Dataset entries on figures
◇ ◇ ◇ ◇ ◇ ◇ ◇
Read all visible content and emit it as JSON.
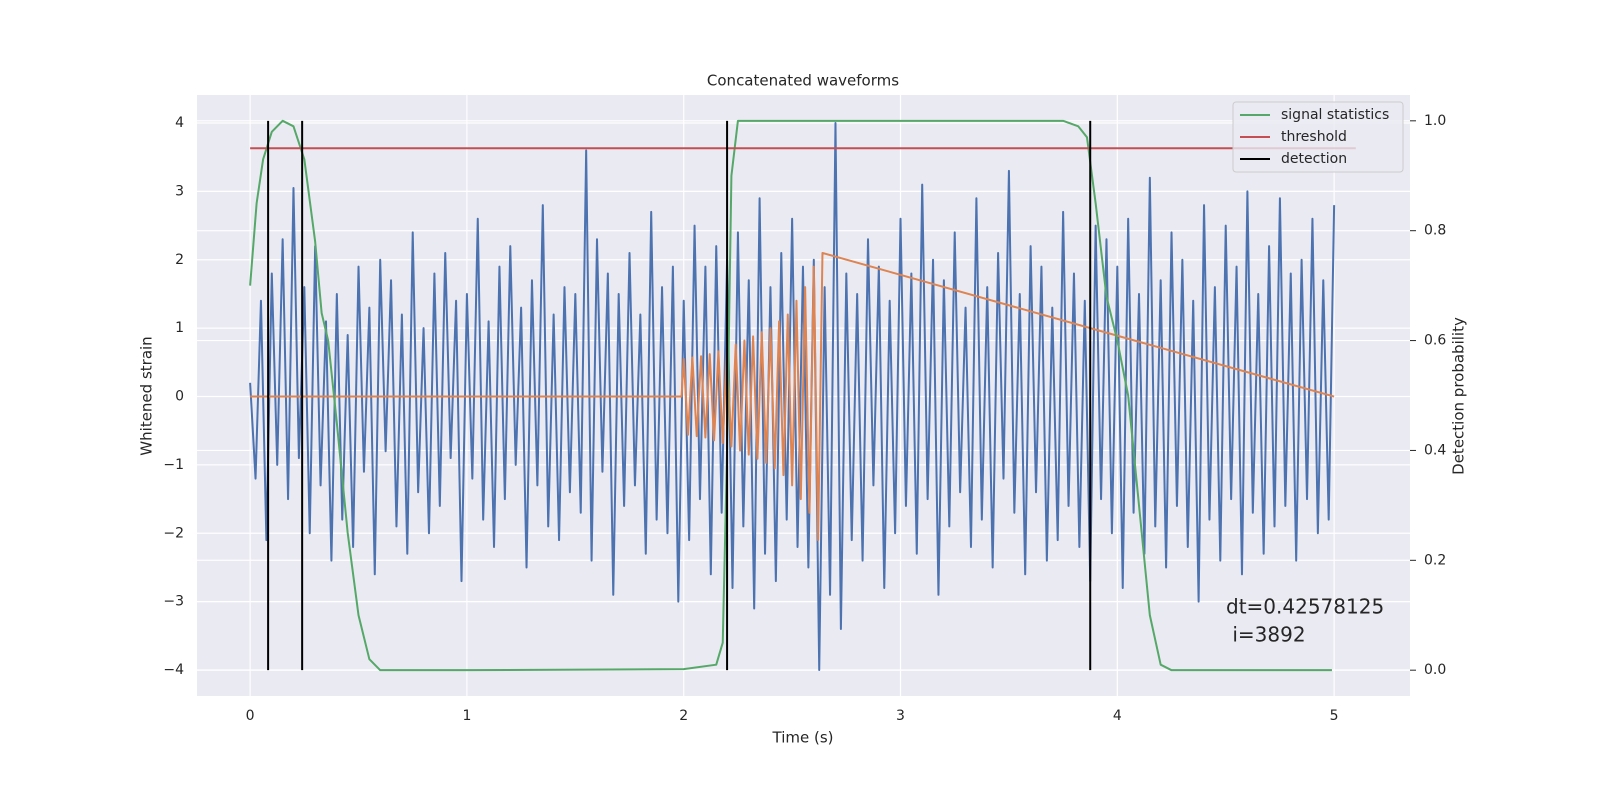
{
  "chart_data": {
    "type": "line",
    "title": "Concatenated waveforms",
    "xlabel": "Time (s)",
    "ylabel": "Whitened strain",
    "y2label": "Detection probability",
    "annotation": [
      "dt=0.42578125",
      " i=3892"
    ],
    "xlim": [
      -0.245,
      5.35
    ],
    "xticks": [
      0,
      1,
      2,
      3,
      4,
      5
    ],
    "ylim": [
      -4.38,
      4.41
    ],
    "yticks": [
      {
        "value": -4,
        "label": "−4"
      },
      {
        "value": -3,
        "label": "−3"
      },
      {
        "value": -2,
        "label": "−2"
      },
      {
        "value": -1,
        "label": "−1"
      },
      0,
      1,
      2,
      3,
      4
    ],
    "y2lim": [
      -0.047,
      1.047
    ],
    "y2ticks": [
      {
        "value": 0,
        "label": "0.0"
      },
      0.2,
      0.4,
      0.6,
      0.8,
      {
        "value": 1,
        "label": "1.0"
      }
    ],
    "grid": true,
    "legend": "upper right",
    "series": [
      {
        "color": "#4c72b0",
        "axis": "y",
        "x": [
          0,
          0.025,
          0.05,
          0.075,
          0.1,
          0.125,
          0.15,
          0.175,
          0.2,
          0.225,
          0.25,
          0.275,
          0.3,
          0.325,
          0.35,
          0.375,
          0.4,
          0.425,
          0.45,
          0.475,
          0.5,
          0.525,
          0.55,
          0.575,
          0.6,
          0.625,
          0.65,
          0.675,
          0.7,
          0.725,
          0.75,
          0.775,
          0.8,
          0.825,
          0.85,
          0.875,
          0.9,
          0.925,
          0.95,
          0.975,
          1,
          1.025,
          1.05,
          1.075,
          1.1,
          1.125,
          1.15,
          1.175,
          1.2,
          1.225,
          1.25,
          1.275,
          1.3,
          1.325,
          1.35,
          1.375,
          1.4,
          1.425,
          1.45,
          1.475,
          1.5,
          1.525,
          1.55,
          1.575,
          1.6,
          1.625,
          1.65,
          1.675,
          1.7,
          1.725,
          1.75,
          1.775,
          1.8,
          1.825,
          1.85,
          1.875,
          1.9,
          1.925,
          1.95,
          1.975,
          2,
          2.025,
          2.05,
          2.075,
          2.1,
          2.125,
          2.15,
          2.175,
          2.2,
          2.225,
          2.25,
          2.275,
          2.3,
          2.325,
          2.35,
          2.375,
          2.4,
          2.425,
          2.45,
          2.475,
          2.5,
          2.525,
          2.55,
          2.575,
          2.6,
          2.625,
          2.65,
          2.675,
          2.7,
          2.725,
          2.75,
          2.775,
          2.8,
          2.825,
          2.85,
          2.875,
          2.9,
          2.925,
          2.95,
          2.975,
          3,
          3.025,
          3.05,
          3.075,
          3.1,
          3.125,
          3.15,
          3.175,
          3.2,
          3.225,
          3.25,
          3.275,
          3.3,
          3.325,
          3.35,
          3.375,
          3.4,
          3.425,
          3.45,
          3.475,
          3.5,
          3.525,
          3.55,
          3.575,
          3.6,
          3.625,
          3.65,
          3.675,
          3.7,
          3.725,
          3.75,
          3.775,
          3.8,
          3.825,
          3.85,
          3.875,
          3.9,
          3.925,
          3.95,
          3.975,
          4,
          4.025,
          4.05,
          4.075,
          4.1,
          4.125,
          4.15,
          4.175,
          4.2,
          4.225,
          4.25,
          4.275,
          4.3,
          4.325,
          4.35,
          4.375,
          4.4,
          4.425,
          4.45,
          4.475,
          4.5,
          4.525,
          4.55,
          4.575,
          4.6,
          4.625,
          4.65,
          4.675,
          4.7,
          4.725,
          4.75,
          4.775,
          4.8,
          4.825,
          4.85,
          4.875,
          4.9,
          4.925,
          4.95,
          4.975,
          5
        ],
        "values": [
          0.2,
          -1.2,
          1.4,
          -2.1,
          1.8,
          -1.0,
          2.3,
          -1.5,
          3.05,
          -0.9,
          1.6,
          -2.0,
          2.2,
          -1.3,
          1.1,
          -2.4,
          1.5,
          -1.8,
          0.9,
          -2.2,
          1.9,
          -1.1,
          1.3,
          -2.6,
          2.0,
          -0.8,
          1.7,
          -1.9,
          1.2,
          -2.3,
          2.4,
          -1.4,
          1.0,
          -2.0,
          1.8,
          -1.6,
          2.1,
          -0.9,
          1.4,
          -2.7,
          1.5,
          -1.2,
          2.6,
          -1.8,
          1.1,
          -2.2,
          1.9,
          -1.5,
          2.2,
          -1.0,
          1.3,
          -2.5,
          1.7,
          -1.3,
          2.8,
          -1.9,
          1.2,
          -2.1,
          1.6,
          -1.4,
          1.5,
          -1.7,
          3.6,
          -2.4,
          2.3,
          -1.1,
          1.8,
          -2.9,
          1.5,
          -1.6,
          2.1,
          -1.3,
          1.2,
          -2.3,
          2.7,
          -1.8,
          1.6,
          -2.0,
          1.9,
          -3.0,
          1.4,
          -2.1,
          2.5,
          -1.5,
          1.9,
          -2.6,
          2.2,
          -1.7,
          2.0,
          -2.8,
          2.4,
          -1.9,
          1.7,
          -3.1,
          2.9,
          -2.3,
          1.6,
          -2.7,
          2.1,
          -1.8,
          2.6,
          -2.2,
          1.9,
          -2.5,
          2.0,
          -4.0,
          1.6,
          -2.9,
          4.0,
          -3.4,
          1.8,
          -2.1,
          1.5,
          -2.4,
          2.3,
          -1.3,
          1.9,
          -2.8,
          1.4,
          -2.0,
          2.6,
          -1.6,
          1.8,
          -2.3,
          3.1,
          -1.5,
          2.0,
          -2.9,
          1.7,
          -1.9,
          2.4,
          -1.4,
          1.3,
          -2.2,
          2.9,
          -1.8,
          1.6,
          -2.5,
          2.1,
          -1.2,
          3.3,
          -1.7,
          1.5,
          -2.6,
          2.2,
          -1.4,
          1.9,
          -2.4,
          1.3,
          -2.1,
          2.7,
          -1.6,
          1.8,
          -2.2,
          1.4,
          -2.7,
          2.5,
          -1.5,
          2.3,
          -2.0,
          1.9,
          -2.8,
          2.6,
          -1.7,
          1.5,
          -2.3,
          3.2,
          -1.9,
          1.7,
          -2.5,
          2.4,
          -1.6,
          2.0,
          -2.2,
          1.4,
          -3.0,
          2.8,
          -1.8,
          1.6,
          -2.4,
          2.5,
          -1.5,
          1.9,
          -2.6,
          3.0,
          -1.7,
          1.5,
          -2.3,
          2.2,
          -1.9,
          2.9,
          -1.6,
          1.8,
          -2.4,
          2.0,
          -1.5,
          2.6,
          -2.0,
          1.7,
          -1.8,
          2.8
        ]
      },
      {
        "color": "#dd8452",
        "axis": "y",
        "x": [
          0,
          1.99,
          2.0,
          2.02,
          2.04,
          2.06,
          2.08,
          2.1,
          2.12,
          2.14,
          2.16,
          2.18,
          2.2,
          2.22,
          2.24,
          2.26,
          2.28,
          2.3,
          2.32,
          2.34,
          2.36,
          2.38,
          2.4,
          2.42,
          2.44,
          2.46,
          2.48,
          2.5,
          2.52,
          2.54,
          2.56,
          2.58,
          2.6,
          2.62,
          2.64,
          5
        ],
        "values": [
          0,
          0,
          0.55,
          -0.56,
          0.57,
          -0.58,
          0.59,
          -0.6,
          0.62,
          -0.64,
          0.66,
          -0.68,
          0.7,
          -0.73,
          0.76,
          -0.79,
          0.82,
          -0.85,
          0.88,
          -0.91,
          0.94,
          -0.97,
          1.0,
          -1.05,
          1.1,
          -1.15,
          1.2,
          -1.3,
          1.4,
          -1.5,
          1.6,
          -1.7,
          1.9,
          -2.1,
          2.1,
          0
        ]
      },
      {
        "name": "signal statistics",
        "color": "#55a868",
        "axis": "y2",
        "x": [
          0,
          0.03,
          0.06,
          0.1,
          0.15,
          0.2,
          0.25,
          0.3,
          0.33,
          0.36,
          0.4,
          0.45,
          0.5,
          0.55,
          0.6,
          1,
          2,
          2.15,
          2.18,
          2.2,
          2.22,
          2.25,
          3,
          3.75,
          3.82,
          3.86,
          3.9,
          3.95,
          4.0,
          4.05,
          4.1,
          4.15,
          4.2,
          4.25,
          4.99
        ],
        "values": [
          0.7,
          0.85,
          0.93,
          0.98,
          1.0,
          0.99,
          0.93,
          0.78,
          0.65,
          0.6,
          0.45,
          0.25,
          0.1,
          0.02,
          0.0,
          0.0,
          0.002,
          0.01,
          0.05,
          0.4,
          0.9,
          1.0,
          1.0,
          1.0,
          0.99,
          0.97,
          0.85,
          0.68,
          0.6,
          0.5,
          0.3,
          0.1,
          0.01,
          0.0,
          0.0
        ]
      },
      {
        "name": "threshold",
        "color": "#c44e52",
        "axis": "y2",
        "x": [
          0,
          5.1
        ],
        "values": [
          0.95,
          0.95
        ]
      },
      {
        "name": "detection",
        "color": "#000000",
        "axis": "y2",
        "type": "vline",
        "x": [
          0.083,
          0.24,
          2.2,
          3.875
        ]
      }
    ]
  }
}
◇ ◇ ◇ ◇ ◇ ◇ ◇
→ **YOUR GOAL**: Return each line with "color".

→ **COMPLETE RESPONSE**:
        "color": "#4c72b0",
        "color": "#dd8452",
        "color": "#55a868",
        "color": "#c44e52",
        "color": "#000000",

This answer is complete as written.